▸ **Exercise goal**
Exactly repeat the full listing that follows.

══ Given records

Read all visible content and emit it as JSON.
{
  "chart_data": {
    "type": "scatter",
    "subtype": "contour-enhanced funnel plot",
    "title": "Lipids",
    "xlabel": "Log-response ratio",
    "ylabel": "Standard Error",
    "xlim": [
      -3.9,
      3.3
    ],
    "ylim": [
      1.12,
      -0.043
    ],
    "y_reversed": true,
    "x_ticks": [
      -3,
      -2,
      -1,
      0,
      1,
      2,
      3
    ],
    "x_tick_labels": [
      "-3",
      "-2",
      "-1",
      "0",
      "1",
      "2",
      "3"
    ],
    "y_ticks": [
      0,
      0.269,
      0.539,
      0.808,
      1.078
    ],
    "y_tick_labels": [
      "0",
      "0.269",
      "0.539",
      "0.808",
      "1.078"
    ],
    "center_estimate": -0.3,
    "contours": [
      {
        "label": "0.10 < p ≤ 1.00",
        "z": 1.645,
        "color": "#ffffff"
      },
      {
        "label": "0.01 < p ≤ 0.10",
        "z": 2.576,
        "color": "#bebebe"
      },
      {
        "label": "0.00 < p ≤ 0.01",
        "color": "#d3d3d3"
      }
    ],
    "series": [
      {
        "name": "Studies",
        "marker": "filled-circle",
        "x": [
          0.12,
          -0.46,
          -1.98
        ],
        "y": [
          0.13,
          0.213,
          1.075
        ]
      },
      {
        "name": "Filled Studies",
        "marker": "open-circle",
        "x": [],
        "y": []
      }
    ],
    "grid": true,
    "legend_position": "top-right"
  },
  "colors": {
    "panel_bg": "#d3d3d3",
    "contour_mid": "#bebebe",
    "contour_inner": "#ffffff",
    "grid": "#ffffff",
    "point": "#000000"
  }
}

════

▸ **Exercise answer**
Read all visible content and emit it as JSON.
{
  "chart_data": {
    "type": "scatter",
    "subtype": "contour-enhanced funnel plot",
    "title": "Lipids",
    "xlabel": "Log-response ratio",
    "ylabel": "Standard Error",
    "xlim": [
      -3.9,
      3.3
    ],
    "ylim": [
      1.12,
      -0.043
    ],
    "y_reversed": true,
    "x_ticks": [
      -3,
      -2,
      -1,
      0,
      1,
      2,
      3
    ],
    "x_tick_labels": [
      "-3",
      "-2",
      "-1",
      "0",
      "1",
      "2",
      "3"
    ],
    "y_ticks": [
      0,
      0.269,
      0.539,
      0.808,
      1.078
    ],
    "y_tick_labels": [
      "0",
      "0.269",
      "0.539",
      "0.808",
      "1.078"
    ],
    "center_estimate": -0.3,
    "contours": [
      {
        "label": "0.10 < p ≤ 1.00",
        "z": 1.645,
        "color": "#ffffff"
      },
      {
        "label": "0.01 < p ≤ 0.10",
        "z": 2.576,
        "color": "#bebebe"
      },
      {
        "label": "0.00 < p ≤ 0.01",
        "color": "#d3d3d3"
      }
    ],
    "series": [
      {
        "name": "Studies",
        "marker": "filled-circle",
        "x": [
          0.12,
          -0.46,
          -1.98
        ],
        "y": [
          0.13,
          0.213,
          1.075
        ]
      },
      {
        "name": "Filled Studies",
        "marker": "open-circle",
        "x": [],
        "y": []
      }
    ],
    "grid": true,
    "legend_position": "top-right"
  },
  "colors": {
    "panel_bg": "#d3d3d3",
    "contour_mid": "#bebebe",
    "contour_inner": "#ffffff",
    "grid": "#ffffff",
    "point": "#000000"
  }
}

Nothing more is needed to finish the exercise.